Set exercise - Write out every entry word for word.

The input -

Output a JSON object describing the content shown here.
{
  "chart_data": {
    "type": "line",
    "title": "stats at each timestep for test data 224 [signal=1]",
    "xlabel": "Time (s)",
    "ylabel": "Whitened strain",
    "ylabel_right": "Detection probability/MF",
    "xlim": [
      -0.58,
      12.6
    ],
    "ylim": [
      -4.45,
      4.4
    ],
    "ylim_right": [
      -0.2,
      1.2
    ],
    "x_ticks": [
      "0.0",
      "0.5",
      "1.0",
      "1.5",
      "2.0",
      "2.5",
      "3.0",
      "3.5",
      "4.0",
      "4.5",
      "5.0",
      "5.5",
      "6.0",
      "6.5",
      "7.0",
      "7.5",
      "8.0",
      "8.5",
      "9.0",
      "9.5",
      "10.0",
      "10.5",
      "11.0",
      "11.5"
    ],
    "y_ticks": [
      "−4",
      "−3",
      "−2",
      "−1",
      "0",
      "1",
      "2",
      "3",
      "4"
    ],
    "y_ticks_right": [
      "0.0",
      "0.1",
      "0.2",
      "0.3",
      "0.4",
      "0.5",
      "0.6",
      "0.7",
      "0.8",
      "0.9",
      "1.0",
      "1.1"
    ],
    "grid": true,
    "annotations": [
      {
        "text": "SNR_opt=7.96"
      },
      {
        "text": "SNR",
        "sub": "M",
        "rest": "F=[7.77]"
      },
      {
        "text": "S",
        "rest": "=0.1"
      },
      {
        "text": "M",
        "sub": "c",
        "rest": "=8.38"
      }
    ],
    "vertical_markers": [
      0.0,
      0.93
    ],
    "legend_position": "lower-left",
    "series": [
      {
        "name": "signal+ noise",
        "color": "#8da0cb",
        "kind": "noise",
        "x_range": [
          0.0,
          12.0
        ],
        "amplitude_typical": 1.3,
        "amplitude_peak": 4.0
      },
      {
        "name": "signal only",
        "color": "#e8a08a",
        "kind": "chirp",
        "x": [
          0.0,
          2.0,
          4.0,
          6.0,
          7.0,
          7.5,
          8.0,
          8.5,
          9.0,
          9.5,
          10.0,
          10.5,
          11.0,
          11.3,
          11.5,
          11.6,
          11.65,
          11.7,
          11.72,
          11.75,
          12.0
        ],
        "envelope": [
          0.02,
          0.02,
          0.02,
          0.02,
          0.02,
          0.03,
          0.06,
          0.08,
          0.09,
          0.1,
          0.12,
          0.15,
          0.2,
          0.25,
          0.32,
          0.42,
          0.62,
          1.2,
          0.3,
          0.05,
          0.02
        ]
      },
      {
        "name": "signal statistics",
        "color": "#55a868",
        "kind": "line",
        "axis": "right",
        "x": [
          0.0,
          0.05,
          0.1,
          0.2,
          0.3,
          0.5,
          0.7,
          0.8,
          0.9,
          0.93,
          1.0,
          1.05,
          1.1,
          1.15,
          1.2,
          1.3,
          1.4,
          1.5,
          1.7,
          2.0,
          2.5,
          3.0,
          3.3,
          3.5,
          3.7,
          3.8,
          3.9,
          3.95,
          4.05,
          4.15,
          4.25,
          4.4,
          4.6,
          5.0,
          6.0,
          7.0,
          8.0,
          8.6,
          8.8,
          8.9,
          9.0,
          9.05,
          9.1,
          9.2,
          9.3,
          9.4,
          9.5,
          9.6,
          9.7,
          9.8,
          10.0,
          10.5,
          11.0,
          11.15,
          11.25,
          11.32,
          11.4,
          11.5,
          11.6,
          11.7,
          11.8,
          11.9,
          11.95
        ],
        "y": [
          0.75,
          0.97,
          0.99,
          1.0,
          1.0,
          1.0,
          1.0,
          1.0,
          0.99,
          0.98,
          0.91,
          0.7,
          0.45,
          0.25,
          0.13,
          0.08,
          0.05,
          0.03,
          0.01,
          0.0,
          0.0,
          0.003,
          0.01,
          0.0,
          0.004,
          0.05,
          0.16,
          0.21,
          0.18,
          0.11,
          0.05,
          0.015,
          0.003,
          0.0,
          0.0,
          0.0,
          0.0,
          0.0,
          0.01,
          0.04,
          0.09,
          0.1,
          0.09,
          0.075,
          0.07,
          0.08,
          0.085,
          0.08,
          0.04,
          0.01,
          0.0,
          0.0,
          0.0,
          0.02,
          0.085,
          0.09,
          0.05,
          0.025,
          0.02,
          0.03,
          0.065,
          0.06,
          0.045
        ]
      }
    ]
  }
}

Task result -
Output a JSON object describing the content shown here.
{
  "chart_data": {
    "type": "line",
    "title": "stats at each timestep for test data 224 [signal=1]",
    "xlabel": "Time (s)",
    "ylabel": "Whitened strain",
    "ylabel_right": "Detection probability/MF",
    "xlim": [
      -0.58,
      12.6
    ],
    "ylim": [
      -4.45,
      4.4
    ],
    "ylim_right": [
      -0.2,
      1.2
    ],
    "x_ticks": [
      "0.0",
      "0.5",
      "1.0",
      "1.5",
      "2.0",
      "2.5",
      "3.0",
      "3.5",
      "4.0",
      "4.5",
      "5.0",
      "5.5",
      "6.0",
      "6.5",
      "7.0",
      "7.5",
      "8.0",
      "8.5",
      "9.0",
      "9.5",
      "10.0",
      "10.5",
      "11.0",
      "11.5"
    ],
    "y_ticks": [
      "−4",
      "−3",
      "−2",
      "−1",
      "0",
      "1",
      "2",
      "3",
      "4"
    ],
    "y_ticks_right": [
      "0.0",
      "0.1",
      "0.2",
      "0.3",
      "0.4",
      "0.5",
      "0.6",
      "0.7",
      "0.8",
      "0.9",
      "1.0",
      "1.1"
    ],
    "grid": true,
    "annotations": [
      {
        "text": "SNR_opt=7.96"
      },
      {
        "text": "SNR",
        "sub": "M",
        "rest": "F=[7.77]"
      },
      {
        "text": "S",
        "rest": "=0.1"
      },
      {
        "text": "M",
        "sub": "c",
        "rest": "=8.38"
      }
    ],
    "vertical_markers": [
      0.0,
      0.93
    ],
    "legend_position": "lower-left",
    "series": [
      {
        "name": "signal+ noise",
        "color": "#8da0cb",
        "kind": "noise",
        "x_range": [
          0.0,
          12.0
        ],
        "amplitude_typical": 1.3,
        "amplitude_peak": 4.0
      },
      {
        "name": "signal only",
        "color": "#e8a08a",
        "kind": "chirp",
        "x": [
          0.0,
          2.0,
          4.0,
          6.0,
          7.0,
          7.5,
          8.0,
          8.5,
          9.0,
          9.5,
          10.0,
          10.5,
          11.0,
          11.3,
          11.5,
          11.6,
          11.65,
          11.7,
          11.72,
          11.75,
          12.0
        ],
        "envelope": [
          0.02,
          0.02,
          0.02,
          0.02,
          0.02,
          0.03,
          0.06,
          0.08,
          0.09,
          0.1,
          0.12,
          0.15,
          0.2,
          0.25,
          0.32,
          0.42,
          0.62,
          1.2,
          0.3,
          0.05,
          0.02
        ]
      },
      {
        "name": "signal statistics",
        "color": "#55a868",
        "kind": "line",
        "axis": "right",
        "x": [
          0.0,
          0.05,
          0.1,
          0.2,
          0.3,
          0.5,
          0.7,
          0.8,
          0.9,
          0.93,
          1.0,
          1.05,
          1.1,
          1.15,
          1.2,
          1.3,
          1.4,
          1.5,
          1.7,
          2.0,
          2.5,
          3.0,
          3.3,
          3.5,
          3.7,
          3.8,
          3.9,
          3.95,
          4.05,
          4.15,
          4.25,
          4.4,
          4.6,
          5.0,
          6.0,
          7.0,
          8.0,
          8.6,
          8.8,
          8.9,
          9.0,
          9.05,
          9.1,
          9.2,
          9.3,
          9.4,
          9.5,
          9.6,
          9.7,
          9.8,
          10.0,
          10.5,
          11.0,
          11.15,
          11.25,
          11.32,
          11.4,
          11.5,
          11.6,
          11.7,
          11.8,
          11.9,
          11.95
        ],
        "y": [
          0.75,
          0.97,
          0.99,
          1.0,
          1.0,
          1.0,
          1.0,
          1.0,
          0.99,
          0.98,
          0.91,
          0.7,
          0.45,
          0.25,
          0.13,
          0.08,
          0.05,
          0.03,
          0.01,
          0.0,
          0.0,
          0.003,
          0.01,
          0.0,
          0.004,
          0.05,
          0.16,
          0.21,
          0.18,
          0.11,
          0.05,
          0.015,
          0.003,
          0.0,
          0.0,
          0.0,
          0.0,
          0.0,
          0.01,
          0.04,
          0.09,
          0.1,
          0.09,
          0.075,
          0.07,
          0.08,
          0.085,
          0.08,
          0.04,
          0.01,
          0.0,
          0.0,
          0.0,
          0.02,
          0.085,
          0.09,
          0.05,
          0.025,
          0.02,
          0.03,
          0.065,
          0.06,
          0.045
        ]
      }
    ]
  }
}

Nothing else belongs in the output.